:: Set exercise ::
The entries below are to be written out again without alteration.

:: Supplied data ::
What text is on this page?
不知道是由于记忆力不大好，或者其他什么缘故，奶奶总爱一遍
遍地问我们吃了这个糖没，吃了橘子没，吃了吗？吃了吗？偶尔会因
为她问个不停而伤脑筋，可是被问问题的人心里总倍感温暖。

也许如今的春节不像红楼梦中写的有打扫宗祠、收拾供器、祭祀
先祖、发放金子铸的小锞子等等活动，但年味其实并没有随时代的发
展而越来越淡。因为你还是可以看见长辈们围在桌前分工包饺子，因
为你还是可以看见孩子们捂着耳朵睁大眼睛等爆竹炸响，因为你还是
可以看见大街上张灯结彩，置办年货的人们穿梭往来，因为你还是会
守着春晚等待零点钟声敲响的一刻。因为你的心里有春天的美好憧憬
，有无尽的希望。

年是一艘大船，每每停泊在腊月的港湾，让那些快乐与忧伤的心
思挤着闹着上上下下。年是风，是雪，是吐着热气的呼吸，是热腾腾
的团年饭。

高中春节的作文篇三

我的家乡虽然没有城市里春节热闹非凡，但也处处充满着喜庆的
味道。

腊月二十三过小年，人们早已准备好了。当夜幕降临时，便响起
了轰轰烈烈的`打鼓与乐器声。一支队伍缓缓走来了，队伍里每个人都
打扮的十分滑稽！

:: Worked answer ::
What text is on this page?
不知道是由于记忆力不大好，或者其他什么缘故，奶奶总爱一遍
遍地问我们吃了这个糖没，吃了橘子没，吃了吗？吃了吗？偶尔会因
为她问个不停而伤脑筋，可是被问问题的人心里总倍感温暖。

也许如今的春节不像红楼梦中写的有打扫宗祠、收拾供器、祭祀
先祖、发放金子铸的小锞子等等活动，但年味其实并没有随时代的发
展而越来越淡。因为你还是可以看见长辈们围在桌前分工包饺子，因
为你还是可以看见孩子们捂着耳朵睁大眼睛等爆竹炸响，因为你还是
可以看见大街上张灯结彩，置办年货的人们穿梭往来，因为你还是会
守着春晚等待零点钟声敲响的一刻。因为你的心里有春天的美好憧憬
，有无尽的希望。

年是一艘大船，每每停泊在腊月的港湾，让那些快乐与忧伤的心
思挤着闹着上上下下。年是风，是雪，是吐着热气的呼吸，是热腾腾
的团年饭。

高中春节的作文篇三

我的家乡虽然没有城市里春节热闹非凡，但也处处充满着喜庆的
味道。

腊月二十三过小年，人们早已准备好了。当夜幕降临时，便响起
了轰轰烈烈的`打鼓与乐器声。一支队伍缓缓走来了，队伍里每个人都
打扮的十分滑稽！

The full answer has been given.